-------- ФРАГМЕНТ ДЛЯ ЧТЕНИЯ --------
Вектор 5. Усложняющееся взаимодействие социальной реальности и «информационного общества»

Сирийский конфликт показал пример глубокой виртуализации политики (даже ее силовой составляющей) и создания устойчивых сконструированных сущностей исключительно для коммуникационного пространства. Наиболее примечательна «умеренная оппозиция». Появление этого понятия и признание ее в качестве важнейшего элемента конфликта показывает глубину манипулятивных возможностей информационного общества, построенного на принципах интегрированных коммуникаций. Но есть и другая сторона вопроса.

Исламистские структуры сравнительно легко осваивают новейшие формы манипуляций. Информационное общество прорастает в архаизированные социальные структуры, последние же берут на вооружение новейшие технологии. Следствием становится глобализация архаических социальных укладов и поведенческих парадигм.
--------
ПИСЬМЕННОЕ ЗАДАНИЕ 1 >>
Перепишите без изменений фрагмент записей от самой первой строки до строки, содержащей «The augmented image 320a is at (547, 316).», включив обе границы.
Текст и записи никак не связаны между собой.
-------- ИСХОДНЫЕ ДАННЫЕ --------
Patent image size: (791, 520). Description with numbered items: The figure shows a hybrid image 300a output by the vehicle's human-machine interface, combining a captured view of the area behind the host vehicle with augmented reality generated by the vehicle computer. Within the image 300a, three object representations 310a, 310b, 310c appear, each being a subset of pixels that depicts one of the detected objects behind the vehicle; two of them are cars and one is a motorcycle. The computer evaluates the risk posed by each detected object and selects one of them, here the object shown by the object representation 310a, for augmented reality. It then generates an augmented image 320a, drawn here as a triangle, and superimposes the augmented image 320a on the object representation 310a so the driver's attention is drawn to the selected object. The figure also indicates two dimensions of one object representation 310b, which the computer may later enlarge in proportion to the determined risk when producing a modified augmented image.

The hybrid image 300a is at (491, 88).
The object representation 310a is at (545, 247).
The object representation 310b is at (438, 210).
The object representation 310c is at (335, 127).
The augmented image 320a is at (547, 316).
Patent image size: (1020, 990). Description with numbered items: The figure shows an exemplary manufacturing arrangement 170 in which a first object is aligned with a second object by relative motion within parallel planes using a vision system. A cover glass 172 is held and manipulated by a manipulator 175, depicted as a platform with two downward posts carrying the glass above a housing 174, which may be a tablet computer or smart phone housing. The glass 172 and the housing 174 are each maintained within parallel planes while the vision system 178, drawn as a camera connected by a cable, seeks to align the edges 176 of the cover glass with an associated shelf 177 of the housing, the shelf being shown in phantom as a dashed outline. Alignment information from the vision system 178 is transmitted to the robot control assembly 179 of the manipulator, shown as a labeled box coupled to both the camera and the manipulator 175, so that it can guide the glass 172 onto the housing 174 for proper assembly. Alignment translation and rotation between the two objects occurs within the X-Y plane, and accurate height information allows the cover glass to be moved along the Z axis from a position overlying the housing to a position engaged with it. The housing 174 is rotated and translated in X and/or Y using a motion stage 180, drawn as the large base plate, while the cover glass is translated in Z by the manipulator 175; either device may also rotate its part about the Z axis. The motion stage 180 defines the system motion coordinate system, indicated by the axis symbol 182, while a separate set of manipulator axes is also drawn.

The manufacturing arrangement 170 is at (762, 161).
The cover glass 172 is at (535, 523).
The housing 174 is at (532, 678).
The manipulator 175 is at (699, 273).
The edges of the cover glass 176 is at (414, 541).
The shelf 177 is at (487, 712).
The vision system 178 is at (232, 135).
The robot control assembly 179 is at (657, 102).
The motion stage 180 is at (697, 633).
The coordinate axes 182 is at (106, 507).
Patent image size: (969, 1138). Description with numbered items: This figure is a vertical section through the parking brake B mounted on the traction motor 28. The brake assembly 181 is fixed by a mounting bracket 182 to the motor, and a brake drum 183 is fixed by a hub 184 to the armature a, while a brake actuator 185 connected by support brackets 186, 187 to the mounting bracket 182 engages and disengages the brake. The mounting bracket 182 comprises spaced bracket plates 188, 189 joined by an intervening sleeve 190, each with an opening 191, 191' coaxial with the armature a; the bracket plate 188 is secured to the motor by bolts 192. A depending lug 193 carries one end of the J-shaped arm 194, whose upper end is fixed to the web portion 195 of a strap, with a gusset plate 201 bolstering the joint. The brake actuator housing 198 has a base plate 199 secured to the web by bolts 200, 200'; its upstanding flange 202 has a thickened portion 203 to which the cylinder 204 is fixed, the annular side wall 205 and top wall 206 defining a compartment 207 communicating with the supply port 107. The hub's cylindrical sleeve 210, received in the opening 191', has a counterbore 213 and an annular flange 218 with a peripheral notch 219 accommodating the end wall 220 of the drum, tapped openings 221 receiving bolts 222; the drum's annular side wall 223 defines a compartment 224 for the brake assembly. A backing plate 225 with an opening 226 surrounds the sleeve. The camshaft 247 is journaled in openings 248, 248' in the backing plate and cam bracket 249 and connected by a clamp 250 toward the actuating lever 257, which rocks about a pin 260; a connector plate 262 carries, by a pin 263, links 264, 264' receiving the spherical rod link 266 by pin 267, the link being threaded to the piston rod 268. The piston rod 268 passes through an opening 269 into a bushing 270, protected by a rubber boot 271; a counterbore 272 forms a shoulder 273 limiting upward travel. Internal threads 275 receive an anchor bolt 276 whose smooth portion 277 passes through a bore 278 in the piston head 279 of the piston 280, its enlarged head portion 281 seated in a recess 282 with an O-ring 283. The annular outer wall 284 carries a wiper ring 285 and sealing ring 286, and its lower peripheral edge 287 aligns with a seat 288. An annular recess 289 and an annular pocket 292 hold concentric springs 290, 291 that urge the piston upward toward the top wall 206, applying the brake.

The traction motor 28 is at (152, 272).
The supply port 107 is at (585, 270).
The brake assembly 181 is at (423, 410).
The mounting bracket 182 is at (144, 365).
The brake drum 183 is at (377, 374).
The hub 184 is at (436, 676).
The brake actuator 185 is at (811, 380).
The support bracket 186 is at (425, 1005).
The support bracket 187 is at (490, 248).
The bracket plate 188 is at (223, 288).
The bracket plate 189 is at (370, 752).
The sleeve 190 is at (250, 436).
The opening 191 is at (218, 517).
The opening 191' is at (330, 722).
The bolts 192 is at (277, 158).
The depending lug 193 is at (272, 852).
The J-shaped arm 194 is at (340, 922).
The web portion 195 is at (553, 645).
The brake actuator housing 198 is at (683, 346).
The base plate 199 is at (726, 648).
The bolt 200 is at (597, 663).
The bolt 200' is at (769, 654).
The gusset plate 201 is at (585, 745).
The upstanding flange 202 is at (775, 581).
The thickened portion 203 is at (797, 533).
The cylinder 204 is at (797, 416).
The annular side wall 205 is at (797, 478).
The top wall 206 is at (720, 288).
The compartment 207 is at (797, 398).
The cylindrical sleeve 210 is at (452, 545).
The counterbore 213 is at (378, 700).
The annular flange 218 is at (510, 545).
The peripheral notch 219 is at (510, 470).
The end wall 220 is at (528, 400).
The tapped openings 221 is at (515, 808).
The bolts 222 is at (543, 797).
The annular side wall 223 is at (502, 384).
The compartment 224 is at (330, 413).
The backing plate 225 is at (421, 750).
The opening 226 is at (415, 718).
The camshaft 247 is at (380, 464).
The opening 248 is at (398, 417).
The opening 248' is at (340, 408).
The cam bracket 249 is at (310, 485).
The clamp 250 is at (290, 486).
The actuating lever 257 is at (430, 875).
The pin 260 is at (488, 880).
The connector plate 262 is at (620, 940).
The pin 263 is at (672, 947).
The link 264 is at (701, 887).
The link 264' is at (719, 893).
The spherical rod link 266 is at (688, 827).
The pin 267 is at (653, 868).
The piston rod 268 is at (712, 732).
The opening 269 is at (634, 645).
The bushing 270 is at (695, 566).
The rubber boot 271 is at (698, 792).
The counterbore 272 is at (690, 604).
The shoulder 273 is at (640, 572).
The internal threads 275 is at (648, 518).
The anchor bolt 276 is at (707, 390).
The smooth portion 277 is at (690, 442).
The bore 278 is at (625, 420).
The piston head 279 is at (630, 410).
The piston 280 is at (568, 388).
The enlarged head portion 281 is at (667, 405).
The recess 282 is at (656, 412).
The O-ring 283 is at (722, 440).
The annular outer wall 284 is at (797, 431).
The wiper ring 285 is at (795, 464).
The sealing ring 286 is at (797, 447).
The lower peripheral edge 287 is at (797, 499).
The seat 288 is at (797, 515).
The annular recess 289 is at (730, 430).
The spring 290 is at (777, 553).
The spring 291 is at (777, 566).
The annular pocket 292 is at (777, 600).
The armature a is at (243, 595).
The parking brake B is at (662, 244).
--------
ПИСЬМЕННОЕ ЗАДАНИЕ 2 >>
Напишите продолжение текста о виртуализации политики и информационном обществе, начав сразу после его последнего предложения.

ОТВЕТ НА ЗАДАНИЕ 1 >>
Patent image size: (791, 520). Description with numbered items: The figure shows a hybrid image 300a output by the vehicle's human-machine interface, combining a captured view of the area behind the host vehicle with augmented reality generated by the vehicle computer. Within the image 300a, three object representations 310a, 310b, 310c appear, each being a subset of pixels that depicts one of the detected objects behind the vehicle; two of them are cars and one is a motorcycle. The computer evaluates the risk posed by each detected object and selects one of them, here the object shown by the object representation 310a, for augmented reality. It then generates an augmented image 320a, drawn here as a triangle, and superimposes the augmented image 320a on the object representation 310a so the driver's attention is drawn to the selected object. The figure also indicates two dimensions of one object representation 310b, which the computer may later enlarge in proportion to the determined risk when producing a modified augmented image.

The hybrid image 300a is at (491, 88).
The object representation 310a is at (545, 247).
The object representation 310b is at (438, 210).
The object representation 310c is at (335, 127).
The augmented image 320a is at (547, 316).

ОТВЕТ НА ЗАДАНИЕ 2 >>
Этот феномен имеет отложенный эффект, который, впрочем, может со временем оказаться едва ли не самым значимым. События сорока лет показали высокий темп архаизации обществ во всем мире. Формальной отправной точкой, вероятно, стоит считать череду потрясений: начало радикального исламского противодействия центральной власти в Афганистане при Мухаммаде Дауде (1976–1977 гг.), «хлебные бунты» в Египте (1977 г.), показавшие силу архаических социальных институтов во вроде бы модернистских городах, исламистское восстание в сирийском Алеппо (1979 г.), Исламская революция в Иране (1978–1979 гг.). Окончательной легитимацией этих процессов можно считать референдум об исламском устройстве Пакистана, проведенный президентом-автократом Зия-уль-Хаком. Он знаменовал не просто откат в прошлое, а признание новой стратегической модели развития общества, всерьез претендовавшего до этого на промышленную модернизацию.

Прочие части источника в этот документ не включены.